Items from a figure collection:
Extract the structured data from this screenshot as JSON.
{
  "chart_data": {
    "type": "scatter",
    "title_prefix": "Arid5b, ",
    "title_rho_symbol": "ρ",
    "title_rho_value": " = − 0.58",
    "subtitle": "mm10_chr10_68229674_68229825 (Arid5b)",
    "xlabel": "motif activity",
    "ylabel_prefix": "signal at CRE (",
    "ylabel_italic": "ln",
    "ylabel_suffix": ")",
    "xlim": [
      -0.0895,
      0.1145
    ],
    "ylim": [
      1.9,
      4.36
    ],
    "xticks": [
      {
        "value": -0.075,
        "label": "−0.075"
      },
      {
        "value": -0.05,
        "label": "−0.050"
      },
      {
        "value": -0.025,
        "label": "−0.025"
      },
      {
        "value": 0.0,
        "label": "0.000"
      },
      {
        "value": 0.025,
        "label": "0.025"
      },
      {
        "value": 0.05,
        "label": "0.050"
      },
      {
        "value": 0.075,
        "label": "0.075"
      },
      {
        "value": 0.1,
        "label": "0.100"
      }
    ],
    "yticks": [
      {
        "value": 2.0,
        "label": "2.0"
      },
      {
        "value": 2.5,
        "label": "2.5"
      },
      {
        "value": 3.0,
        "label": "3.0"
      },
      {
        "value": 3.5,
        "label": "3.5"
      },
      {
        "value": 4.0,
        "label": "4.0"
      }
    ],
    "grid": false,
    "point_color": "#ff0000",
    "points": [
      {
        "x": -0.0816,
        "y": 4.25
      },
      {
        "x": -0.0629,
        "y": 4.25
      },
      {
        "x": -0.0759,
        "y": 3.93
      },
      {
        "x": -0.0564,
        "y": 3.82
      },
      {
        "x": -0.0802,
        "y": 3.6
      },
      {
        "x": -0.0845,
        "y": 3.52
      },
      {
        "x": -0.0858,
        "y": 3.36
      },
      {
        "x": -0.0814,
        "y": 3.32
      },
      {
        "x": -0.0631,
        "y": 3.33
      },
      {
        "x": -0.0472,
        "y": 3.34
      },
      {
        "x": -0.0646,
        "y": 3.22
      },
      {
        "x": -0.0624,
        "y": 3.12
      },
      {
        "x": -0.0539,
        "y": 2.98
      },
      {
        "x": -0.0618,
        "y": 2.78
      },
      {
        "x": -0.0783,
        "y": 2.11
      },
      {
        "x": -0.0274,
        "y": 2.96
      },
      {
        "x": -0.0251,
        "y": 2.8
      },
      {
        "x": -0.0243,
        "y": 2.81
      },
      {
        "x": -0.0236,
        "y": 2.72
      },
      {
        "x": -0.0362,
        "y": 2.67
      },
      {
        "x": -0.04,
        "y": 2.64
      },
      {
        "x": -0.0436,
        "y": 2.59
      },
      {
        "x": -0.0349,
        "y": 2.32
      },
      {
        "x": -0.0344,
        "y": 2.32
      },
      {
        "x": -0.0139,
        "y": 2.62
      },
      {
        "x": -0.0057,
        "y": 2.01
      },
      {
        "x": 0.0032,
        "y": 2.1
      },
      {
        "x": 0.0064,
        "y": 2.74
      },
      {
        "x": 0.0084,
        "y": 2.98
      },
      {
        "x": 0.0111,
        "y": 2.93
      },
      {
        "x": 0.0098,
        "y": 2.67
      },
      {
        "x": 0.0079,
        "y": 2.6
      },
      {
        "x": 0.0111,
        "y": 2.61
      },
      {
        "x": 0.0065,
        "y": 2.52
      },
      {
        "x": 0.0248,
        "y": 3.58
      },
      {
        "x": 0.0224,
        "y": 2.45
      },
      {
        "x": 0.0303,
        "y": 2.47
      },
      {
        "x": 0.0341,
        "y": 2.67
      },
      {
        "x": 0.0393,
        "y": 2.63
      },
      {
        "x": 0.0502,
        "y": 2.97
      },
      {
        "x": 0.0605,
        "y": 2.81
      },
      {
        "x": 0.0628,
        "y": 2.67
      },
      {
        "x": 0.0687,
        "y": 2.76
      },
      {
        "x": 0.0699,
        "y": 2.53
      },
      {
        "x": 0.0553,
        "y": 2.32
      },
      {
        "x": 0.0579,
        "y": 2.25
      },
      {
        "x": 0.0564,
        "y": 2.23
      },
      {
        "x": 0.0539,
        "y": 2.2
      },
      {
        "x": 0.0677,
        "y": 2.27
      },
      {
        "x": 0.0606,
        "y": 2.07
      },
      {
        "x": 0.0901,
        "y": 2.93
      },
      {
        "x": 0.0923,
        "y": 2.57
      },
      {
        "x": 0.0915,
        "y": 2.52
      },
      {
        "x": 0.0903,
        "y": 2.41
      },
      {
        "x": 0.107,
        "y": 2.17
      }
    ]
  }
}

Given problem:
Produce an exact copy of the whole listing.

Exercise response:
Extract the structured data from this screenshot as JSON.
{
  "chart_data": {
    "type": "scatter",
    "title_prefix": "Arid5b, ",
    "title_rho_symbol": "ρ",
    "title_rho_value": " = − 0.58",
    "subtitle": "mm10_chr10_68229674_68229825 (Arid5b)",
    "xlabel": "motif activity",
    "ylabel_prefix": "signal at CRE (",
    "ylabel_italic": "ln",
    "ylabel_suffix": ")",
    "xlim": [
      -0.0895,
      0.1145
    ],
    "ylim": [
      1.9,
      4.36
    ],
    "xticks": [
      {
        "value": -0.075,
        "label": "−0.075"
      },
      {
        "value": -0.05,
        "label": "−0.050"
      },
      {
        "value": -0.025,
        "label": "−0.025"
      },
      {
        "value": 0.0,
        "label": "0.000"
      },
      {
        "value": 0.025,
        "label": "0.025"
      },
      {
        "value": 0.05,
        "label": "0.050"
      },
      {
        "value": 0.075,
        "label": "0.075"
      },
      {
        "value": 0.1,
        "label": "0.100"
      }
    ],
    "yticks": [
      {
        "value": 2.0,
        "label": "2.0"
      },
      {
        "value": 2.5,
        "label": "2.5"
      },
      {
        "value": 3.0,
        "label": "3.0"
      },
      {
        "value": 3.5,
        "label": "3.5"
      },
      {
        "value": 4.0,
        "label": "4.0"
      }
    ],
    "grid": false,
    "point_color": "#ff0000",
    "points": [
      {
        "x": -0.0816,
        "y": 4.25
      },
      {
        "x": -0.0629,
        "y": 4.25
      },
      {
        "x": -0.0759,
        "y": 3.93
      },
      {
        "x": -0.0564,
        "y": 3.82
      },
      {
        "x": -0.0802,
        "y": 3.6
      },
      {
        "x": -0.0845,
        "y": 3.52
      },
      {
        "x": -0.0858,
        "y": 3.36
      },
      {
        "x": -0.0814,
        "y": 3.32
      },
      {
        "x": -0.0631,
        "y": 3.33
      },
      {
        "x": -0.0472,
        "y": 3.34
      },
      {
        "x": -0.0646,
        "y": 3.22
      },
      {
        "x": -0.0624,
        "y": 3.12
      },
      {
        "x": -0.0539,
        "y": 2.98
      },
      {
        "x": -0.0618,
        "y": 2.78
      },
      {
        "x": -0.0783,
        "y": 2.11
      },
      {
        "x": -0.0274,
        "y": 2.96
      },
      {
        "x": -0.0251,
        "y": 2.8
      },
      {
        "x": -0.0243,
        "y": 2.81
      },
      {
        "x": -0.0236,
        "y": 2.72
      },
      {
        "x": -0.0362,
        "y": 2.67
      },
      {
        "x": -0.04,
        "y": 2.64
      },
      {
        "x": -0.0436,
        "y": 2.59
      },
      {
        "x": -0.0349,
        "y": 2.32
      },
      {
        "x": -0.0344,
        "y": 2.32
      },
      {
        "x": -0.0139,
        "y": 2.62
      },
      {
        "x": -0.0057,
        "y": 2.01
      },
      {
        "x": 0.0032,
        "y": 2.1
      },
      {
        "x": 0.0064,
        "y": 2.74
      },
      {
        "x": 0.0084,
        "y": 2.98
      },
      {
        "x": 0.0111,
        "y": 2.93
      },
      {
        "x": 0.0098,
        "y": 2.67
      },
      {
        "x": 0.0079,
        "y": 2.6
      },
      {
        "x": 0.0111,
        "y": 2.61
      },
      {
        "x": 0.0065,
        "y": 2.52
      },
      {
        "x": 0.0248,
        "y": 3.58
      },
      {
        "x": 0.0224,
        "y": 2.45
      },
      {
        "x": 0.0303,
        "y": 2.47
      },
      {
        "x": 0.0341,
        "y": 2.67
      },
      {
        "x": 0.0393,
        "y": 2.63
      },
      {
        "x": 0.0502,
        "y": 2.97
      },
      {
        "x": 0.0605,
        "y": 2.81
      },
      {
        "x": 0.0628,
        "y": 2.67
      },
      {
        "x": 0.0687,
        "y": 2.76
      },
      {
        "x": 0.0699,
        "y": 2.53
      },
      {
        "x": 0.0553,
        "y": 2.32
      },
      {
        "x": 0.0579,
        "y": 2.25
      },
      {
        "x": 0.0564,
        "y": 2.23
      },
      {
        "x": 0.0539,
        "y": 2.2
      },
      {
        "x": 0.0677,
        "y": 2.27
      },
      {
        "x": 0.0606,
        "y": 2.07
      },
      {
        "x": 0.0901,
        "y": 2.93
      },
      {
        "x": 0.0923,
        "y": 2.57
      },
      {
        "x": 0.0915,
        "y": 2.52
      },
      {
        "x": 0.0903,
        "y": 2.41
      },
      {
        "x": 0.107,
        "y": 2.17
      }
    ]
  }
}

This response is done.